# THE PROBLEM
Wherever the string "Buck" appears in a line, extract that line.
[start DATA RECORDS]
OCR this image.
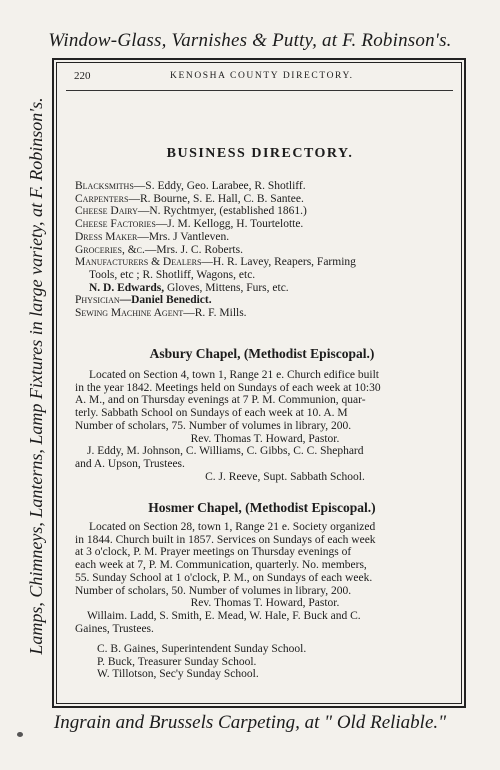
Window-Glass, Varnishes & Putty, at F. Robinson's.
Lamps, Chimneys, Lanterns, Lamp Fixtures in large variety, at F. Robinson's.
220	KENOSHA COUNTY DIRECTORY.
BUSINESS DIRECTORY.
Blacksmiths—S. Eddy, Geo. Larabee, R. Shotliff.
Carpenters—R. Bourne, S. E. Hall, C. B. Santee.
Cheese Dairy—N. Rychtmyer, (established 1861.)
Cheese Factories—J. M. Kellogg, H. Tourtelotte.
Dress Maker—Mrs. J Vantleven.
Groceries, &c.—Mrs. J. C. Roberts.
Manufacturers & Dealers—H. R. Lavey, Reapers, Farming
Tools, etc ; R. Shotliff, Wagons, etc.
N. D. Edwards, Gloves, Mittens, Furs, etc.
Physician—Daniel Benedict.
Sewing Machine Agent—R. F. Mills.
Asbury Chapel, (Methodist Episcopal.)
Located on Section 4, town 1, Range 21 e. Church edifice built
in the year 1842. Meetings held on Sundays of each week at 10:30
A. M., and on Thursday evenings at 7 P. M. Communion, quar-
terly. Sabbath School on Sundays of each week at 10. A. M
Number of scholars, 75. Number of volumes in library, 200.
Rev. Thomas T. Howard, Pastor.
J. Eddy, M. Johnson, C. Williams, C. Gibbs, C. C. Shephard
and A. Upson, Trustees.
C. J. Reeve, Supt. Sabbath School.
Hosmer Chapel, (Methodist Episcopal.)
Located on Section 28, town 1, Range 21 e. Society organized
in 1844. Church built in 1857. Services on Sundays of each week
at 3 o'clock, P. M. Prayer meetings on Thursday evenings of
each week at 7, P. M. Communication, quarterly. No. members,
55. Sunday School at 1 o'clock, P. M., on Sundays of each week.
Number of scholars, 50. Number of volumes in library, 200.
Rev. Thomas T. Howard, Pastor.
Willaim. Ladd, S. Smith, E. Mead, W. Hale, F. Buck and C.
Gaines, Trustees.
C. B. Gaines, Superintendent Sunday School.
P. Buck, Treasurer Sunday School.
W. Tillotson, Sec'y Sunday School.
Ingrain and Brussels Carpeting, at " Old Reliable."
[end DATA RECORDS]
# OUTPUT OF THE EXERCISE
Willaim. Ladd, S. Smith, E. Mead, W. Hale, F. Buck and C.
P. Buck, Treasurer Sunday School.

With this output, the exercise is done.